▶ Records to process
= = = = = = =

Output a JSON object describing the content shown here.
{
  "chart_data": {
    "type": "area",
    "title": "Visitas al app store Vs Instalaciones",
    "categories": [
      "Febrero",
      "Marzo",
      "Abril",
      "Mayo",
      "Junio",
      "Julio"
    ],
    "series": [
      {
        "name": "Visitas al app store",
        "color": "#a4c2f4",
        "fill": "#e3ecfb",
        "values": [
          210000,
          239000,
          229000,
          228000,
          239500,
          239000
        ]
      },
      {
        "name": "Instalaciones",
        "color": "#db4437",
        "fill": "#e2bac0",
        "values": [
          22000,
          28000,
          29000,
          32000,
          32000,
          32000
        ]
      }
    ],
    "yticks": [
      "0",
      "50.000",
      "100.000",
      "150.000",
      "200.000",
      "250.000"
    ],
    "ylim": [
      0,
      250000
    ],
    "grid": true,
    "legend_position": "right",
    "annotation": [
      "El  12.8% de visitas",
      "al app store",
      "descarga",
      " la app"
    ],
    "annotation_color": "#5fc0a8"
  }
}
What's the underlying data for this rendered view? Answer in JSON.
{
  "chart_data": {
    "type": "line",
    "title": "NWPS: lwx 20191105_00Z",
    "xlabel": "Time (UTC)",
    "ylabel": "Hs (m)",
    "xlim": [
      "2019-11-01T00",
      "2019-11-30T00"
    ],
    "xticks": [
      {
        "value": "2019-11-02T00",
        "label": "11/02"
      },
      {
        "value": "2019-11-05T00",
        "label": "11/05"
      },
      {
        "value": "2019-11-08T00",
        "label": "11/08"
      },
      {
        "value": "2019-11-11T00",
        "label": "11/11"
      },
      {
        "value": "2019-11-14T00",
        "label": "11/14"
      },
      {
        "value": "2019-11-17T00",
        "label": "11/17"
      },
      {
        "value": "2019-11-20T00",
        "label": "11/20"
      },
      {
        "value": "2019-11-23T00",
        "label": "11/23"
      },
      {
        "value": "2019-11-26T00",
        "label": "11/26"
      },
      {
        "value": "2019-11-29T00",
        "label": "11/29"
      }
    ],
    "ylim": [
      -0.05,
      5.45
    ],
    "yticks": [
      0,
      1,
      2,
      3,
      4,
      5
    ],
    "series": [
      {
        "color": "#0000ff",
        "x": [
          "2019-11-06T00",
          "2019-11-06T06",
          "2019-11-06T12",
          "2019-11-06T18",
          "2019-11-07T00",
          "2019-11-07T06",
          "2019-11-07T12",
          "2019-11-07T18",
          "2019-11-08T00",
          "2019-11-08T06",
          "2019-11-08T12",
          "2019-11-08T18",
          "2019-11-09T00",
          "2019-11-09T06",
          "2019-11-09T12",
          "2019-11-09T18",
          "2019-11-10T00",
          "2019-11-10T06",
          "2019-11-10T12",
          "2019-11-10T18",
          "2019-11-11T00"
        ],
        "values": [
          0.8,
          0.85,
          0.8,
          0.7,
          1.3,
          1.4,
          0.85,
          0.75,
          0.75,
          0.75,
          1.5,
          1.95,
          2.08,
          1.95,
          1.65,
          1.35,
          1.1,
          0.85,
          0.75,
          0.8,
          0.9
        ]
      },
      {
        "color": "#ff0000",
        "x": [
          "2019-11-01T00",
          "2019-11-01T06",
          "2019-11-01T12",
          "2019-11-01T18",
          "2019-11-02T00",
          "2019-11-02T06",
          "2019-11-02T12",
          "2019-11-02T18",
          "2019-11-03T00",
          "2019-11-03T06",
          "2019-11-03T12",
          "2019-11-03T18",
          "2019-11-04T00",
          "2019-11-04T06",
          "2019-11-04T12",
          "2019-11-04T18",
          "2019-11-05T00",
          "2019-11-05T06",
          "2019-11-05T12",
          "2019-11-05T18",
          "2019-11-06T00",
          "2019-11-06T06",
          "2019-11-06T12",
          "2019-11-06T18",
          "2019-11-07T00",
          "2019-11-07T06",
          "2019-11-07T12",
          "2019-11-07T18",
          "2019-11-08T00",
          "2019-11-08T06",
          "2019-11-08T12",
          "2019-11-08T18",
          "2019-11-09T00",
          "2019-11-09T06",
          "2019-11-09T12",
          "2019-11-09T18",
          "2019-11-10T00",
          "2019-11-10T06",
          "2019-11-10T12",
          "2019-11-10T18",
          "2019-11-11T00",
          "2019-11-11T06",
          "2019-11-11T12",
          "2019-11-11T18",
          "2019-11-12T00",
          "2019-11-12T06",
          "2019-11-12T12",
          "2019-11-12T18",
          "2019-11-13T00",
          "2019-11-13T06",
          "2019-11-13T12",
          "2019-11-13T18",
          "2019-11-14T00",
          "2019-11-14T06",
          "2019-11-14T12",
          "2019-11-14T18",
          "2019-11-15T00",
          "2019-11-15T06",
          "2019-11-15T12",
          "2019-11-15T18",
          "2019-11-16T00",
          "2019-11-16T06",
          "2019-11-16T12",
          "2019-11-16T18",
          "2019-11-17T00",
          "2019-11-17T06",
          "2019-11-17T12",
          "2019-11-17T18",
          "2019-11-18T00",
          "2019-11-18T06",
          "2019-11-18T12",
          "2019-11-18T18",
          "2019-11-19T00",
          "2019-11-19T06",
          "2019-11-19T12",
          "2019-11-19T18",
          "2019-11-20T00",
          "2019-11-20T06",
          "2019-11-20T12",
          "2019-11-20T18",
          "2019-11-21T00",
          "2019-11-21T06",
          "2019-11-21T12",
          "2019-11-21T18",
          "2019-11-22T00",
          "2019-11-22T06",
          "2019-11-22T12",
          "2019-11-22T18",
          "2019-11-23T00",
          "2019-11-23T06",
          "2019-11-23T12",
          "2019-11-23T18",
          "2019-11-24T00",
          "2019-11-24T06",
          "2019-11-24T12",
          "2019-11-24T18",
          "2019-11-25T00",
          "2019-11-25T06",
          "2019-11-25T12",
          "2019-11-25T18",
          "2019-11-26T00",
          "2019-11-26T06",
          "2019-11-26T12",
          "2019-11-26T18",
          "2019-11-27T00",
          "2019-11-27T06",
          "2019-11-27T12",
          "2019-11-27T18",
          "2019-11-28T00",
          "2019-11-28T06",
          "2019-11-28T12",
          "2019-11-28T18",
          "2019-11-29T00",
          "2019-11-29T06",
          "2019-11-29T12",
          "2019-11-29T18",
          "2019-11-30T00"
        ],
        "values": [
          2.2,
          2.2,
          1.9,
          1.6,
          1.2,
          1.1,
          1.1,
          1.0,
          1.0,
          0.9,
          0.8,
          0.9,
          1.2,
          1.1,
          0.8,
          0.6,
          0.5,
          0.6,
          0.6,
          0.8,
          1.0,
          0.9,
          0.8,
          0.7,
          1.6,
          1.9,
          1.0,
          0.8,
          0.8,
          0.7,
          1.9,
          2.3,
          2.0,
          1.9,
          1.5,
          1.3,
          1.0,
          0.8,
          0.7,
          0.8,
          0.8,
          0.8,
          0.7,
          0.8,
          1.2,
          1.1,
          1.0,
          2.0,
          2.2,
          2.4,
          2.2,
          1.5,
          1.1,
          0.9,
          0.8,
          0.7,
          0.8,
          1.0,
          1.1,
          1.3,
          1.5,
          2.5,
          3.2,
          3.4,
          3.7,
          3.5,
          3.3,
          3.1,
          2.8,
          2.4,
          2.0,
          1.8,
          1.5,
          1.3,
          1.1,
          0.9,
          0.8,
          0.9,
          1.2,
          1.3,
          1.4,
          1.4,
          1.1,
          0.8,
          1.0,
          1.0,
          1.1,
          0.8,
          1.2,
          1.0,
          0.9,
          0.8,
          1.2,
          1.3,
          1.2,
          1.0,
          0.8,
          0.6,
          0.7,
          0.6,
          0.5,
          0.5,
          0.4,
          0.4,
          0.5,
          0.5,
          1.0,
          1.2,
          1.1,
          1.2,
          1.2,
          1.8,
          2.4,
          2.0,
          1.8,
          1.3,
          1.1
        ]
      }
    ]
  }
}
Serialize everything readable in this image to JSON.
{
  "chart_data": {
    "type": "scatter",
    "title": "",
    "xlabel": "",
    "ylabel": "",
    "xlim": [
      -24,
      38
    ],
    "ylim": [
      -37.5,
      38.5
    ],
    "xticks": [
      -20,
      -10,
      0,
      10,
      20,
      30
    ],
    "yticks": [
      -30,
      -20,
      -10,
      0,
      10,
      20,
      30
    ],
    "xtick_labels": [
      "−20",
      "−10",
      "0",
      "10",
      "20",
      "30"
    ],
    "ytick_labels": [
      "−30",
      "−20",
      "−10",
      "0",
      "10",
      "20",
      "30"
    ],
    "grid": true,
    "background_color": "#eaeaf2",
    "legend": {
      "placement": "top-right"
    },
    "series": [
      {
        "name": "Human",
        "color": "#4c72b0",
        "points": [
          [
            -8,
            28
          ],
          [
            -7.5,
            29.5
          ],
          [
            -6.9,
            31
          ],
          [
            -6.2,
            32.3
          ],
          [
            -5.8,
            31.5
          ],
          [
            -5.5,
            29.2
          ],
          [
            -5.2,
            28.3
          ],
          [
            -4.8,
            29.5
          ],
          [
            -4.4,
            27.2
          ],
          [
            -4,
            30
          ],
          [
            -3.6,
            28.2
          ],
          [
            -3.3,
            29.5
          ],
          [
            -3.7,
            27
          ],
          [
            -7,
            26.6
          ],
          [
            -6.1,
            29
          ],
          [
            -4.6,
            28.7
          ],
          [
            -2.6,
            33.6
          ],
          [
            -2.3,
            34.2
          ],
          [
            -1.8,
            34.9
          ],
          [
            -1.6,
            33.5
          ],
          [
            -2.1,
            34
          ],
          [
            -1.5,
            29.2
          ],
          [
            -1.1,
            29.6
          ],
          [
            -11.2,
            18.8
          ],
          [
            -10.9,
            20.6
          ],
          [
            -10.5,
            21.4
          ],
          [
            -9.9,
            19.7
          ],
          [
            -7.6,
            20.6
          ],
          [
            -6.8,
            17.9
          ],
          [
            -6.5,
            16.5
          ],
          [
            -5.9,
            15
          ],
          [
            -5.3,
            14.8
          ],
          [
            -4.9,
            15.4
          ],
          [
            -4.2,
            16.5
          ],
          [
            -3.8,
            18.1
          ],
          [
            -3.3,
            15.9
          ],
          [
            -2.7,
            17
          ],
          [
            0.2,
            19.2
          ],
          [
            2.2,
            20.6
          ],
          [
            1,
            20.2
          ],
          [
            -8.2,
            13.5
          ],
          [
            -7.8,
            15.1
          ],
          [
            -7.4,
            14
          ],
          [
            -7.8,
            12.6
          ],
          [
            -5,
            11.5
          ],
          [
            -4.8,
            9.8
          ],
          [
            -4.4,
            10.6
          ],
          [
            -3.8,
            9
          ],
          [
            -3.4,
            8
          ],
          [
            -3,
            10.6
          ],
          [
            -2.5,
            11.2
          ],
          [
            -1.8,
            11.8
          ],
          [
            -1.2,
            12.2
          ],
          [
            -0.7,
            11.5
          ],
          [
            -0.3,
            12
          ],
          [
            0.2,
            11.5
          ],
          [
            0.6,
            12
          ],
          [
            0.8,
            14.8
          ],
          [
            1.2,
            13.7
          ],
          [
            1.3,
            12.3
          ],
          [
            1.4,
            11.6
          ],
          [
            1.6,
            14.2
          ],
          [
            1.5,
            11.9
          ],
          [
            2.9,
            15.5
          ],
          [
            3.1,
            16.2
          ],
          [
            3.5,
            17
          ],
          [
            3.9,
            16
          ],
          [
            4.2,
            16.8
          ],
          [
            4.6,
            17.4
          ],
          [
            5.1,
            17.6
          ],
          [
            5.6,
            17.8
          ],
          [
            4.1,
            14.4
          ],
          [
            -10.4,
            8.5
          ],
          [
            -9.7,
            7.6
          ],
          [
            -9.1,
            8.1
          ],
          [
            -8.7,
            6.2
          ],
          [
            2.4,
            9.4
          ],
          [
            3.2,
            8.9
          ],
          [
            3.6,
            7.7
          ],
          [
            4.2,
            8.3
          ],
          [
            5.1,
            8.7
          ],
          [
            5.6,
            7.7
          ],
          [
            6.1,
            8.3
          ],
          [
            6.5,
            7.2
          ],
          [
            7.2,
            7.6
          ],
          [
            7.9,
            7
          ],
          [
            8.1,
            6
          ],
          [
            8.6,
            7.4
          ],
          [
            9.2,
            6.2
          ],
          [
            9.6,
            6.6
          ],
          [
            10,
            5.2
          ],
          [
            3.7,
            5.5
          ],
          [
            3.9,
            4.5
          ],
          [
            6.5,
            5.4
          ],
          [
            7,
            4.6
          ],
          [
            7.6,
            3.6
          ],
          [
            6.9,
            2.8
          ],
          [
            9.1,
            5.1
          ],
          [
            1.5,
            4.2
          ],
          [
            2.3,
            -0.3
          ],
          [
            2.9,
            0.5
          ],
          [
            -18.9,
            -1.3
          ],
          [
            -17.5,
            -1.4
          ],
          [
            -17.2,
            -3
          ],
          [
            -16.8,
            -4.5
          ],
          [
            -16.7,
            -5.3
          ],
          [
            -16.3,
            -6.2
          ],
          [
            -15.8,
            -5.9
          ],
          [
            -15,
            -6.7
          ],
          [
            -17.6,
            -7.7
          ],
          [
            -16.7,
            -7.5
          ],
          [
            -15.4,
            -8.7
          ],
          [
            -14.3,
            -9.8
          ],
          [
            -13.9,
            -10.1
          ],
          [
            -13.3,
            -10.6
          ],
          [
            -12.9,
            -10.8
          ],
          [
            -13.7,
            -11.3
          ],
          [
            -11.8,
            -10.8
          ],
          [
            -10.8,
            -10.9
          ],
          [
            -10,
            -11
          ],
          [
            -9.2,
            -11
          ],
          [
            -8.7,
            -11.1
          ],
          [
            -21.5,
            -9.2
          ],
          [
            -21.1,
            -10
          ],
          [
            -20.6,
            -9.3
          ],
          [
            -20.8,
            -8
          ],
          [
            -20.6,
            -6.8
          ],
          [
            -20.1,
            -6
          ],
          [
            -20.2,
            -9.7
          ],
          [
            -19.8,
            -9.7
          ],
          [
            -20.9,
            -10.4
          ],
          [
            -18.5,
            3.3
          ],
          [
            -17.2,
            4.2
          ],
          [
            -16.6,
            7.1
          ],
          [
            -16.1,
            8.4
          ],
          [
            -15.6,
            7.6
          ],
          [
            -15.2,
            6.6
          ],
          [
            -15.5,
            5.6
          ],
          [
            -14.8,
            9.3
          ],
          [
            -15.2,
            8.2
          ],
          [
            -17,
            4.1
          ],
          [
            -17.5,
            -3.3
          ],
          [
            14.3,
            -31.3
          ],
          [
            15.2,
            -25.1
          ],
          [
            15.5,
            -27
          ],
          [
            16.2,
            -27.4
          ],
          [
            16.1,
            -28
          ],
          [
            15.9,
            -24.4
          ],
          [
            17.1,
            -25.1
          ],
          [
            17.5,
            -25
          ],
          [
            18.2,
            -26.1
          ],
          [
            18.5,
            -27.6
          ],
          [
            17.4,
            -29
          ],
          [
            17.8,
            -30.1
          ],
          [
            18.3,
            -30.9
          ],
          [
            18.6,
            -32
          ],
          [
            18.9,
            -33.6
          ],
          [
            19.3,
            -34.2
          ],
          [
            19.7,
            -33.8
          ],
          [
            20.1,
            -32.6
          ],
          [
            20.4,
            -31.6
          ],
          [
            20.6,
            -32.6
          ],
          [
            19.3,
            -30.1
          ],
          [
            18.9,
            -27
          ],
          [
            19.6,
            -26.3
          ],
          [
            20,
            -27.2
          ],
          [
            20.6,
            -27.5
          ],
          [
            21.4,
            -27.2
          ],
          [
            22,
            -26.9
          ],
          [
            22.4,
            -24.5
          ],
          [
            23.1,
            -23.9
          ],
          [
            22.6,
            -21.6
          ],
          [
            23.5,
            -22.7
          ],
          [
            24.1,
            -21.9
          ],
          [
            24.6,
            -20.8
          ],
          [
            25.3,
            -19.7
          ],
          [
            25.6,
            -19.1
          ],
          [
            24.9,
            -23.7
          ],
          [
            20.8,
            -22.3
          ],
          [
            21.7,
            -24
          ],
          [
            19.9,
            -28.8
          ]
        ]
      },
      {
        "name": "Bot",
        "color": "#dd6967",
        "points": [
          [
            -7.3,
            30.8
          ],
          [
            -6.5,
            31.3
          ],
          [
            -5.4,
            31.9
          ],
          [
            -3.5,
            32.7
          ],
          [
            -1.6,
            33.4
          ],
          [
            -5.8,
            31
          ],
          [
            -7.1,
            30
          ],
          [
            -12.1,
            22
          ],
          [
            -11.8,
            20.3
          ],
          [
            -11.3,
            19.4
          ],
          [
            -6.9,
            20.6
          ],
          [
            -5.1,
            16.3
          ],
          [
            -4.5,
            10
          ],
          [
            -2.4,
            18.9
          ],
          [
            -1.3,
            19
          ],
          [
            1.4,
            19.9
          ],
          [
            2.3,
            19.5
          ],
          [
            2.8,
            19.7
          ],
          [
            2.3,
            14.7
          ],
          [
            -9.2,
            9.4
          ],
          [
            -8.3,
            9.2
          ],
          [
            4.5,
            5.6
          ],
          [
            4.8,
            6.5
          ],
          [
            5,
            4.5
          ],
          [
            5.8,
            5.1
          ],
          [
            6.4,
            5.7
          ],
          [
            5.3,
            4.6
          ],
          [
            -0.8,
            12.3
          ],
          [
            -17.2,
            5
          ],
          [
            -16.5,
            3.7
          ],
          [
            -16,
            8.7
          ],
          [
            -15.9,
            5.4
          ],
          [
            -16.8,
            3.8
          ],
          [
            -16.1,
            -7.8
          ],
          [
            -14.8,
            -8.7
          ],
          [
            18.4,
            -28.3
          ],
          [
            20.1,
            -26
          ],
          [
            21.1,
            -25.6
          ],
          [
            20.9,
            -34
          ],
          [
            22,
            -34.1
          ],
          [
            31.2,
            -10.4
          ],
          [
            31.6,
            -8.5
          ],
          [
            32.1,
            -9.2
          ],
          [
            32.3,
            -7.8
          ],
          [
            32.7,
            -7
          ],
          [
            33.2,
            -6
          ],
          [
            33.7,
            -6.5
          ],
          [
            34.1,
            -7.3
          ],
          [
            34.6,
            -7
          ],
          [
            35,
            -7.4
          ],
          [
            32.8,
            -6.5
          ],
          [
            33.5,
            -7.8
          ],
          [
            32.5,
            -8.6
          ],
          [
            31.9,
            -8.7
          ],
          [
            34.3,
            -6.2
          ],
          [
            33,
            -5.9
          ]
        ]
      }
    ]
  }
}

= = = = = = =

▶ Task requirements
Give the count of lines that hold the word "Instalaciones", with nothing added.

▶ Solution to this task
2